WRITTEN EXERCISE:
Where a line in the listing below contains the word "création", copy that line.

═════ SOURCE DATA

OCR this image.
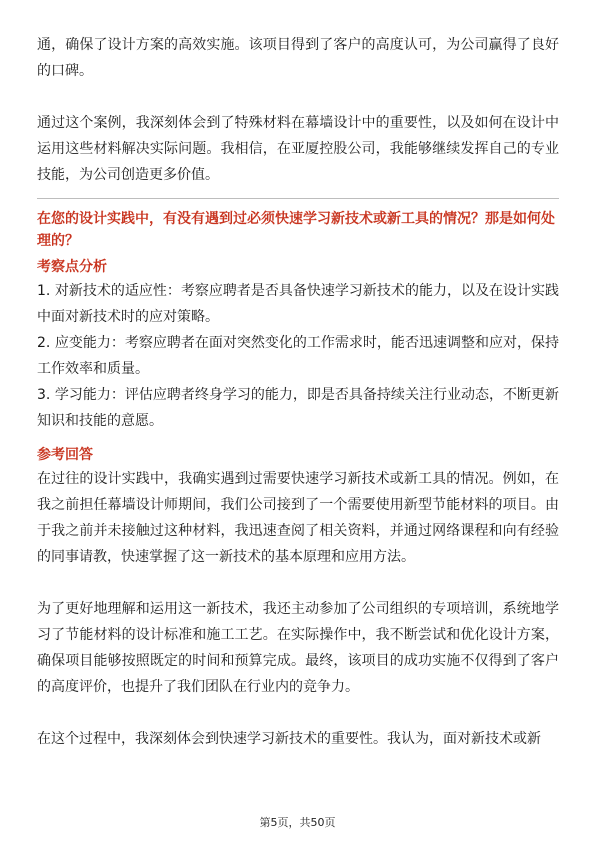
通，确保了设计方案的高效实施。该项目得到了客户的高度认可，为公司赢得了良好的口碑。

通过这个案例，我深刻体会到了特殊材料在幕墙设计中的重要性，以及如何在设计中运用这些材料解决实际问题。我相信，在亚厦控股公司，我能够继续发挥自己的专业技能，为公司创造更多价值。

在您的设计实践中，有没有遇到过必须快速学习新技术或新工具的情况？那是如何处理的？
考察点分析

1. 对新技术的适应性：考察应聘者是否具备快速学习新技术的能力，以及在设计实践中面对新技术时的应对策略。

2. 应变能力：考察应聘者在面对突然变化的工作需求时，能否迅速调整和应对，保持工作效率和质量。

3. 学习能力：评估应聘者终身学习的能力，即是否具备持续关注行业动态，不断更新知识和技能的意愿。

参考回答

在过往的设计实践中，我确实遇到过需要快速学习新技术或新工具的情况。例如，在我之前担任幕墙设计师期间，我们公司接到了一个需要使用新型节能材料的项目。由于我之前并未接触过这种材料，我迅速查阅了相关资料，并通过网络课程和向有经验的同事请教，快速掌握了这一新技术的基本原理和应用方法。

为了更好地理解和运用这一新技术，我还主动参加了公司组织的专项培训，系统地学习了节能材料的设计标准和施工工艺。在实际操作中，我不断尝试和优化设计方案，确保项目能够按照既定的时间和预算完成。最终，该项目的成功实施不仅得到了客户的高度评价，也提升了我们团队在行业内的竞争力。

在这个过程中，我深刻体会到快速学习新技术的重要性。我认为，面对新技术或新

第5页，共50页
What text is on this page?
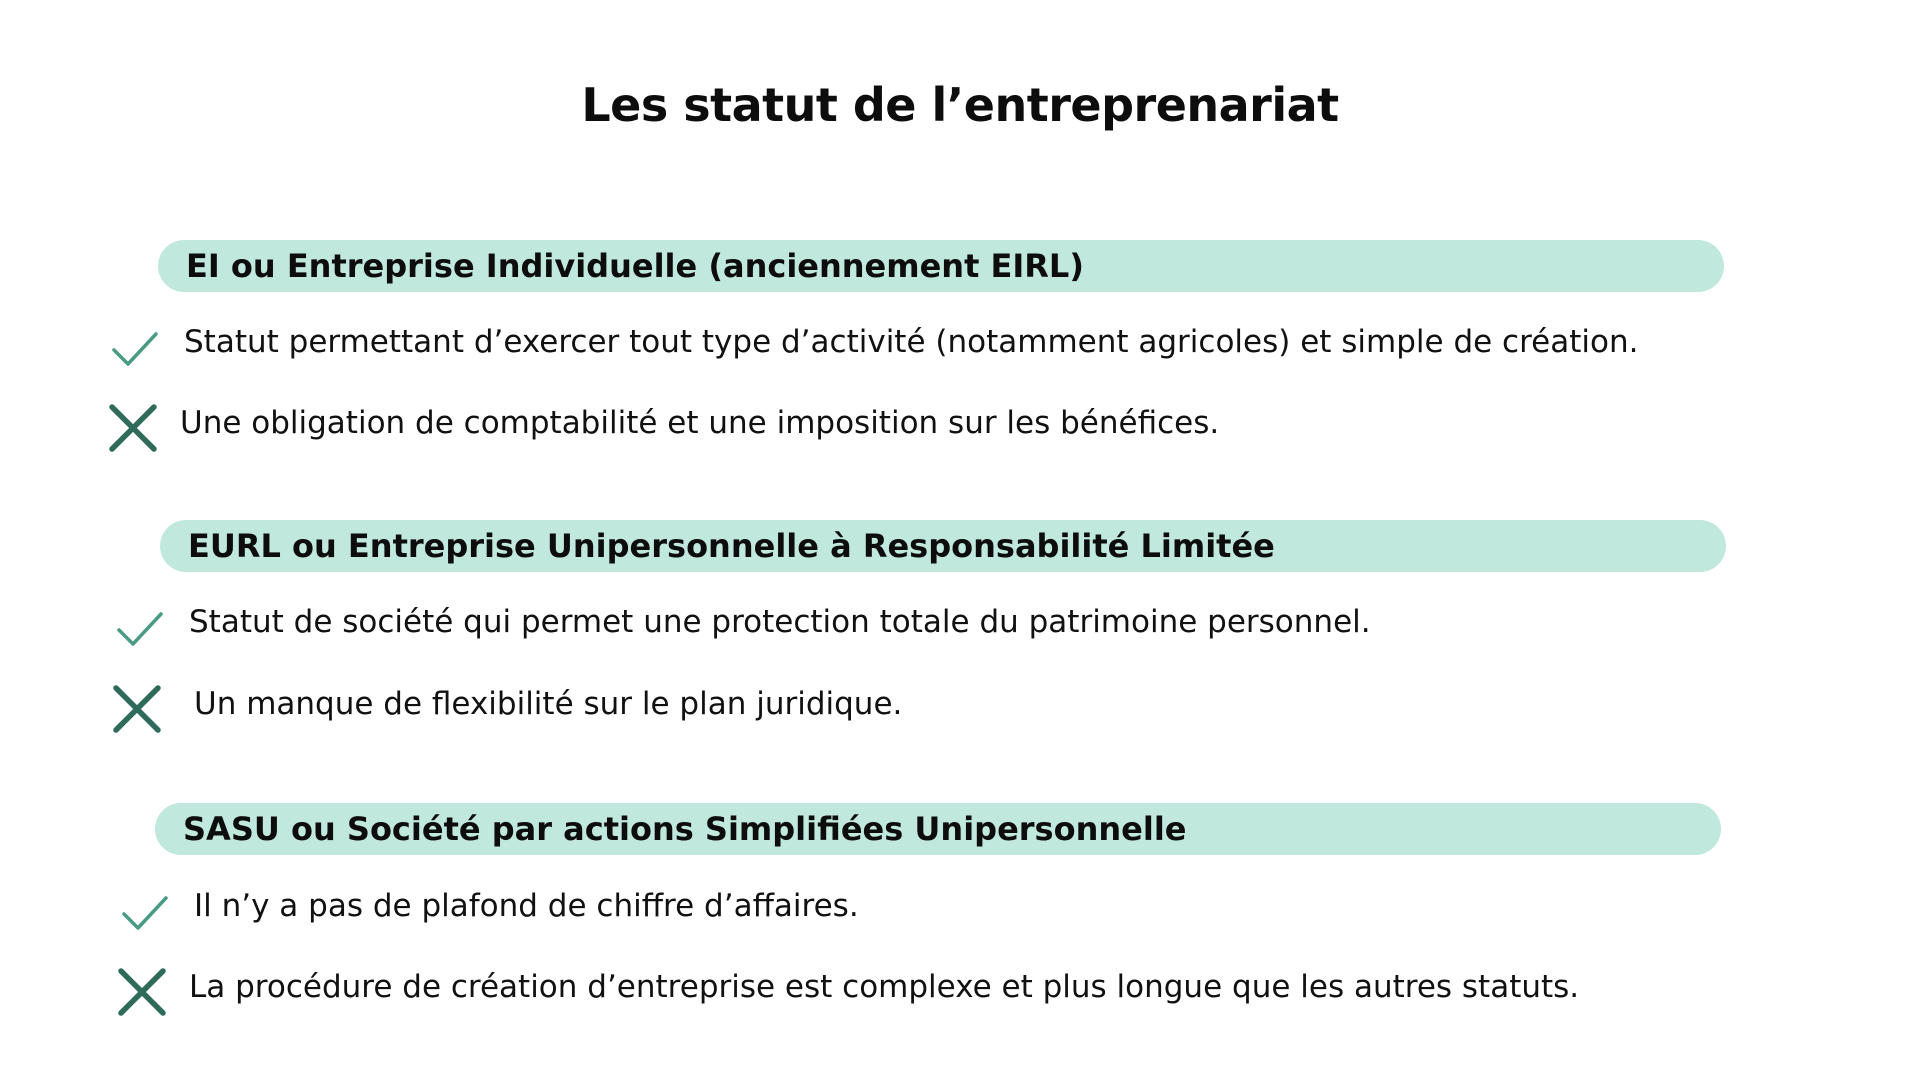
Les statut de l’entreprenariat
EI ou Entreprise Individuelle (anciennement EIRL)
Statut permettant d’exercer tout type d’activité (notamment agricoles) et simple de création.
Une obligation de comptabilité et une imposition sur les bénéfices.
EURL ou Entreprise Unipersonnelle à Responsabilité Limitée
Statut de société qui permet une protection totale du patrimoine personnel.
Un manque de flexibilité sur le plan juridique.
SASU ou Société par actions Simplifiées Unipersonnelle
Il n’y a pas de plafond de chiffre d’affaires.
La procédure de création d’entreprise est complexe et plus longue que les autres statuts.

══════════

RESPONSE TO THE EXERCISE:
Statut permettant d’exercer tout type d’activité (notamment agricoles) et simple de création.
La procédure de création d’entreprise est complexe et plus longue que les autres statuts.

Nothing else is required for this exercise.